TO BE DONE:
In the records that follow, show each line where the word "structure" is present.

(Excerpt from a dataset)
'''

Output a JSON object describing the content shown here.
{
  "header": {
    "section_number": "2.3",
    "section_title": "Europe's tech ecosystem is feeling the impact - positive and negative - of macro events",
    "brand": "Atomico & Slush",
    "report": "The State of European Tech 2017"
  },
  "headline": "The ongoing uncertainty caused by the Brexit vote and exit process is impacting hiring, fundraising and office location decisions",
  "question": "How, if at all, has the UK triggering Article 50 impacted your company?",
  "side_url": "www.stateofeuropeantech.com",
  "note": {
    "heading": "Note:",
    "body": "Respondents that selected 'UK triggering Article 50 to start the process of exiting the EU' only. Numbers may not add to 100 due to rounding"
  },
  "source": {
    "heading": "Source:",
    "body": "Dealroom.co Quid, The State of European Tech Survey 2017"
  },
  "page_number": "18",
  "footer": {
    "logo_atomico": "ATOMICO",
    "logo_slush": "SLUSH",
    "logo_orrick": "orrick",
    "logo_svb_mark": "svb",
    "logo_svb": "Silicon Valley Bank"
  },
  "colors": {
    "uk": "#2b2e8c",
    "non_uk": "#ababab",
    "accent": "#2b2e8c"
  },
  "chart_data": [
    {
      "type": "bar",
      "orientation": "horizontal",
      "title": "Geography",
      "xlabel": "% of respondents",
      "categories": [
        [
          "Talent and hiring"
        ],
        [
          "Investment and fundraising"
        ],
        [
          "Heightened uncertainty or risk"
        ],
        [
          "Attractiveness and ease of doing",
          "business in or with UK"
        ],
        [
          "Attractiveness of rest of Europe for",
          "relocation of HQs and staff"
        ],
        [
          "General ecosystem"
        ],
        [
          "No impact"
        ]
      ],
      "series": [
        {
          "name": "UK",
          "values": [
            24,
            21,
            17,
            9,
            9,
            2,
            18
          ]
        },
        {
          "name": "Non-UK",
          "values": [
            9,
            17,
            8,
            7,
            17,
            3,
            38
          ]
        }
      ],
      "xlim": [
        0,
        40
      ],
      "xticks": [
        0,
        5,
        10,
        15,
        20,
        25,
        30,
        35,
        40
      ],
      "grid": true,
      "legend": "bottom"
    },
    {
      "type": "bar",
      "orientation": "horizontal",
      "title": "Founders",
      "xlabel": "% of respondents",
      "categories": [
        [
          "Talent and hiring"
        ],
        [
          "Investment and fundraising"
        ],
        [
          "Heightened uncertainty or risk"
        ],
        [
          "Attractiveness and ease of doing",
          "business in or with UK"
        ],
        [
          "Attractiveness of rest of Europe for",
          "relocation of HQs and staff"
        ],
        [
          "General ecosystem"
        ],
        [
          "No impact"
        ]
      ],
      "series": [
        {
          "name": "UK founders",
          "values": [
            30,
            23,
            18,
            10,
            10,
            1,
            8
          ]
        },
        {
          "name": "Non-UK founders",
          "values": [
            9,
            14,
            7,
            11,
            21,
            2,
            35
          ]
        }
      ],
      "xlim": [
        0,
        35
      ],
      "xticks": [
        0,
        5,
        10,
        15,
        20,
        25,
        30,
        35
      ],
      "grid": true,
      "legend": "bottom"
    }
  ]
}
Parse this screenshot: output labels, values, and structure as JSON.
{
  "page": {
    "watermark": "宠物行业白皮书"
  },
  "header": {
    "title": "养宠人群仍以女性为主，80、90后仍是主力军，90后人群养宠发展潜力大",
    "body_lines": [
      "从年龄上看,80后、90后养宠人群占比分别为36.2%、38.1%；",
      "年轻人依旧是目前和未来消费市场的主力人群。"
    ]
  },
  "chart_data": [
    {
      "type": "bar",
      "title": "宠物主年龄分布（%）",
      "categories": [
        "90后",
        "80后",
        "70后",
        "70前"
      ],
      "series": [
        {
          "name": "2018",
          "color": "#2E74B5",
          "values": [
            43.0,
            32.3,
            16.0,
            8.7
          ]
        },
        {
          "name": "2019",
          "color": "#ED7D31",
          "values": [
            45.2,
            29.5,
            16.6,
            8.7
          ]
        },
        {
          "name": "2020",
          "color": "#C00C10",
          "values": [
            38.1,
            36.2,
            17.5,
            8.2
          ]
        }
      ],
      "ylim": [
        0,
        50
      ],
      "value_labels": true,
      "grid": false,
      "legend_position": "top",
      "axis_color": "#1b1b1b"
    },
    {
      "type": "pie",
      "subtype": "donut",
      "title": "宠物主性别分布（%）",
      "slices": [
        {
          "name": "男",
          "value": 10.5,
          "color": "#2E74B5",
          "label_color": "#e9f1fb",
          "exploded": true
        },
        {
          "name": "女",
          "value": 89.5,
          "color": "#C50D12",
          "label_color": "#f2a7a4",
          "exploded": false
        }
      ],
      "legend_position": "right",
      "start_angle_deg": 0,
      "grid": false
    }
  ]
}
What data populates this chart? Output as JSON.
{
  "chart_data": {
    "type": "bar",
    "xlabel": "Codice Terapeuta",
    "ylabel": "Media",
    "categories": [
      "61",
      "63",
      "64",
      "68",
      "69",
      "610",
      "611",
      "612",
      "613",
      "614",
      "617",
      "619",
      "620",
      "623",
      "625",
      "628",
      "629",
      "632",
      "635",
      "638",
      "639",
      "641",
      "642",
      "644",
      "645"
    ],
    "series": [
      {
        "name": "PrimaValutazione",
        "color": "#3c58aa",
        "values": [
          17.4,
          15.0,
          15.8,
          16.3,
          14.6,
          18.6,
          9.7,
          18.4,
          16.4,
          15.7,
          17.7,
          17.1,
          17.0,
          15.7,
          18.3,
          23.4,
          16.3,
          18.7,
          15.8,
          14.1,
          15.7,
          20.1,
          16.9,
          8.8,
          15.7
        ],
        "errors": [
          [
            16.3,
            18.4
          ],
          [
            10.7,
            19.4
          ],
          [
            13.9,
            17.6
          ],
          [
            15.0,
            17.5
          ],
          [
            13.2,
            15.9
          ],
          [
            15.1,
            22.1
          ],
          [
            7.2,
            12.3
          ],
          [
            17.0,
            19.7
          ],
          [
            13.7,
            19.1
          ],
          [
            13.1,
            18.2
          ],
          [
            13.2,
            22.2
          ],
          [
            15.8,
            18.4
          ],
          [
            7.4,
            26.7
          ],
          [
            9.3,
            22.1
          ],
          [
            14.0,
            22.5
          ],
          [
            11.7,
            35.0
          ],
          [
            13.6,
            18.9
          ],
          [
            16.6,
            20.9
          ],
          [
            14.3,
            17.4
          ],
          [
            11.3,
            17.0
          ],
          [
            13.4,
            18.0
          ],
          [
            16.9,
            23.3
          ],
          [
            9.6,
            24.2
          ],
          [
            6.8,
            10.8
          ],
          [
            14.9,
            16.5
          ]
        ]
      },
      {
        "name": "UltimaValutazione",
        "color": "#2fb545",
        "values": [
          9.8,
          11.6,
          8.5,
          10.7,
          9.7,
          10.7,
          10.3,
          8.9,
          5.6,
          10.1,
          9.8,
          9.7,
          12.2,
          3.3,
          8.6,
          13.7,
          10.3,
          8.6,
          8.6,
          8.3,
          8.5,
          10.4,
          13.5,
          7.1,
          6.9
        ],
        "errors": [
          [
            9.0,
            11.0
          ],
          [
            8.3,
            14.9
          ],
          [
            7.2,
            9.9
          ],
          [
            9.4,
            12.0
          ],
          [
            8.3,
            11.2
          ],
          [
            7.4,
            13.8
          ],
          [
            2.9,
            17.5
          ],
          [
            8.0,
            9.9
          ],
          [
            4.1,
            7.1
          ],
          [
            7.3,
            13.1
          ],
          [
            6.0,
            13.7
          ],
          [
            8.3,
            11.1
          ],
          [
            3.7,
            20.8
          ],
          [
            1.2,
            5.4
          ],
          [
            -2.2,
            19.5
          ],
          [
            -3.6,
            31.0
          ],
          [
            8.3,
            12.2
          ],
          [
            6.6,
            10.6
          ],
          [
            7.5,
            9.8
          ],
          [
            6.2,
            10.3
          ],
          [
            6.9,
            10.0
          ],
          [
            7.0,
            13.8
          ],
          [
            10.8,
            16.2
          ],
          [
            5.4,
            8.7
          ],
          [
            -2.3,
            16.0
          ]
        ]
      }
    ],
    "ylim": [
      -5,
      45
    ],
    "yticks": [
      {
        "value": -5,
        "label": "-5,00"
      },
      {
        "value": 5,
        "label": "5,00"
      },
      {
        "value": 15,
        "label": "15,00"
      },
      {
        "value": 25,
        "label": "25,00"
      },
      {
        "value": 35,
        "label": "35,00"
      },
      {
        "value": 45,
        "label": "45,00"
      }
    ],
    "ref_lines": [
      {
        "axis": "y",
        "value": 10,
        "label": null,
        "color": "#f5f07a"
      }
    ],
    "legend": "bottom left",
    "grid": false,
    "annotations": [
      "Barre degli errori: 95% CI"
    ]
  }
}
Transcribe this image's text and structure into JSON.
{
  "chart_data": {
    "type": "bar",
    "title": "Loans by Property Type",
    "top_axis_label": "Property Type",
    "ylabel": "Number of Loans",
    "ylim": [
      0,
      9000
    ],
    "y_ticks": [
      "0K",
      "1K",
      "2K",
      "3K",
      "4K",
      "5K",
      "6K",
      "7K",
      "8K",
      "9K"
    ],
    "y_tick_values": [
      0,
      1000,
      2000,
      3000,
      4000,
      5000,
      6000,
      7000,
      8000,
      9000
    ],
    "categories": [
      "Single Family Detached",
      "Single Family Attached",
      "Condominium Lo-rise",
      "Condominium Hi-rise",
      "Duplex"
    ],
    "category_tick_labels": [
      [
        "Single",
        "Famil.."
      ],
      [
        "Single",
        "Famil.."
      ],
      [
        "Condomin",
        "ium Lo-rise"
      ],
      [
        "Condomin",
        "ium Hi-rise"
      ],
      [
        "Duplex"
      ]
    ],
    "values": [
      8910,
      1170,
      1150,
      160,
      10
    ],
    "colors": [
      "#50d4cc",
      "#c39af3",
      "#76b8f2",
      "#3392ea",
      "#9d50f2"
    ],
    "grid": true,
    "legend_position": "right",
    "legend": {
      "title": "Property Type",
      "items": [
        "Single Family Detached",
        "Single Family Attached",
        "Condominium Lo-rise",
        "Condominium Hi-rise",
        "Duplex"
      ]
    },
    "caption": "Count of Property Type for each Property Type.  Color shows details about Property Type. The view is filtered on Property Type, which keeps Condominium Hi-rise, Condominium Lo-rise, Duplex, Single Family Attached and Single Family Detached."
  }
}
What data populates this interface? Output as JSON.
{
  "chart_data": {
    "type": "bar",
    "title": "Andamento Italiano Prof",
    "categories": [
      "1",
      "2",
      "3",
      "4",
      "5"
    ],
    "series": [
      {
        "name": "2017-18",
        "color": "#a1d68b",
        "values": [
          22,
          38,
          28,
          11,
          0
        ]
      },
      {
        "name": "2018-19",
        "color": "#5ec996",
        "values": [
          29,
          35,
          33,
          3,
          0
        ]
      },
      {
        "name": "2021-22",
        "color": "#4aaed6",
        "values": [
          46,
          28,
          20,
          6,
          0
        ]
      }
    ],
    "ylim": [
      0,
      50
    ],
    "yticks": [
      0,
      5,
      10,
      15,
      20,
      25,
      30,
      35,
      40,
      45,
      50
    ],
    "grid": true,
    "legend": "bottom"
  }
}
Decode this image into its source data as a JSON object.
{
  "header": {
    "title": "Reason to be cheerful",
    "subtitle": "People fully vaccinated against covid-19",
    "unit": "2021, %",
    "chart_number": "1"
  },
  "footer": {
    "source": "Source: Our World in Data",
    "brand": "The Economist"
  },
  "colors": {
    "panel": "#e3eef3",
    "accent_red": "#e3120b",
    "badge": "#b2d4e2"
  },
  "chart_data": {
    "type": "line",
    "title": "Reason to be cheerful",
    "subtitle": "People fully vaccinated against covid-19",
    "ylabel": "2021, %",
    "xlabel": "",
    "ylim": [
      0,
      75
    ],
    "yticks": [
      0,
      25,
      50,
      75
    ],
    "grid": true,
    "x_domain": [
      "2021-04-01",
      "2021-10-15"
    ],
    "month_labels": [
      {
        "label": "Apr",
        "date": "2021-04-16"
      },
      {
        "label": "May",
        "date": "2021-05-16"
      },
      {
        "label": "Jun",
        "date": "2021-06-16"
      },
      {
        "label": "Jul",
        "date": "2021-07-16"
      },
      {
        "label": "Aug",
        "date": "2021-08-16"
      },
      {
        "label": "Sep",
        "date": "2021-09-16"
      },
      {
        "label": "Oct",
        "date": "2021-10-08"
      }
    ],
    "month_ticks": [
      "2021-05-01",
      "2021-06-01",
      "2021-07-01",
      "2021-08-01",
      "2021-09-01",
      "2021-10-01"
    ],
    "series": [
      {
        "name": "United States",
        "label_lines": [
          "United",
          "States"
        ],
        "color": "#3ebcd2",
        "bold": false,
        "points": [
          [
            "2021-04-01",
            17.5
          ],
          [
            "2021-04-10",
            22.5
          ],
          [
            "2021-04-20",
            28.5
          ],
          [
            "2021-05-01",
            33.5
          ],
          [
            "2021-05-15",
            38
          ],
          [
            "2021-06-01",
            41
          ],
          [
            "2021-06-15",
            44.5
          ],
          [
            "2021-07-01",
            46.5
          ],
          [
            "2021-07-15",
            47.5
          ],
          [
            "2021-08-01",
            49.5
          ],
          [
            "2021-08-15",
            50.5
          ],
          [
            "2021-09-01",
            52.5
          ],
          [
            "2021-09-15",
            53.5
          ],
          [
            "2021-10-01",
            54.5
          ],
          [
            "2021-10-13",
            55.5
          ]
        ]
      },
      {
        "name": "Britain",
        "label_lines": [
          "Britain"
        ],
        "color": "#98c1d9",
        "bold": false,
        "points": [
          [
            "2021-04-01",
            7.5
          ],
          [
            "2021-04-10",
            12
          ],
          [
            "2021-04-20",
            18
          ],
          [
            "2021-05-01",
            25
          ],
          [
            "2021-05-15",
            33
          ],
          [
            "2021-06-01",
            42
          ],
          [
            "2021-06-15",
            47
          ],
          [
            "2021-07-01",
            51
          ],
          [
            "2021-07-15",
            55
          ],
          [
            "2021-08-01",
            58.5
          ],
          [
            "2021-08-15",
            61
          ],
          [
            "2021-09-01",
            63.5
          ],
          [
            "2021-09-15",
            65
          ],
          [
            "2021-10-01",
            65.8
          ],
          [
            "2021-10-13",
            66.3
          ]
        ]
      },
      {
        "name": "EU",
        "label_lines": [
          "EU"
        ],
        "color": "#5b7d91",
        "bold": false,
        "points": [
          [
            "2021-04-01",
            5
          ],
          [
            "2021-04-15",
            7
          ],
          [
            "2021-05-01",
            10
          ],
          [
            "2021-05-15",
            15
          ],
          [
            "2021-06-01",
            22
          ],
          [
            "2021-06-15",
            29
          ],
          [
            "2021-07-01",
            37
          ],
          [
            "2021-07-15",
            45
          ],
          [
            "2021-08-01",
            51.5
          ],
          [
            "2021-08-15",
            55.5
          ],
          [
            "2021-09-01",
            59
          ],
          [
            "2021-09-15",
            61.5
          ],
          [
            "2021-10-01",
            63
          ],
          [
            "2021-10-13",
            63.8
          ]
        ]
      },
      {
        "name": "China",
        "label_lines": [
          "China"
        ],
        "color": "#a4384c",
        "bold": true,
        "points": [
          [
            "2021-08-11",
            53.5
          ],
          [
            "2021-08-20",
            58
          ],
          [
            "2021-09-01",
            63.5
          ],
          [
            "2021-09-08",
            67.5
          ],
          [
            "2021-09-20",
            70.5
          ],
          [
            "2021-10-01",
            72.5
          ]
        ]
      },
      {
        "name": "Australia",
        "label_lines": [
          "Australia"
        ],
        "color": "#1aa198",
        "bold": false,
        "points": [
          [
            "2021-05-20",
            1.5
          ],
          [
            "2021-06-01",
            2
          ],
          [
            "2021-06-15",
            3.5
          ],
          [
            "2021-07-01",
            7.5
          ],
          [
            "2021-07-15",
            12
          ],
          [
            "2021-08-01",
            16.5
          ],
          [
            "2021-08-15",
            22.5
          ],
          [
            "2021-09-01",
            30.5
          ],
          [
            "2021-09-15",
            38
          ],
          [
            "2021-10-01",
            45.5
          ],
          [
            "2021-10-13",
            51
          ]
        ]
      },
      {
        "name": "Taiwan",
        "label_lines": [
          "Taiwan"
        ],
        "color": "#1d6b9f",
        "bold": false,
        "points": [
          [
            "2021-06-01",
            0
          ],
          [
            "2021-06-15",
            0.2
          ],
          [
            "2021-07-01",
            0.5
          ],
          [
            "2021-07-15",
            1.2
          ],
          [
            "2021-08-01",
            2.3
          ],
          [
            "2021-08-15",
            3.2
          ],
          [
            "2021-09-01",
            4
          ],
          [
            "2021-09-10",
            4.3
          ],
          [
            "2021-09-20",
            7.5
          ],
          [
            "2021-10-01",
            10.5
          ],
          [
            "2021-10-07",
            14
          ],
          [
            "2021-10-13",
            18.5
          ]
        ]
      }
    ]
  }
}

'''

RESPONSE BELOW:
Parse this screenshot: output labels, values, and structure as JSON.
Transcribe this image's text and structure into JSON.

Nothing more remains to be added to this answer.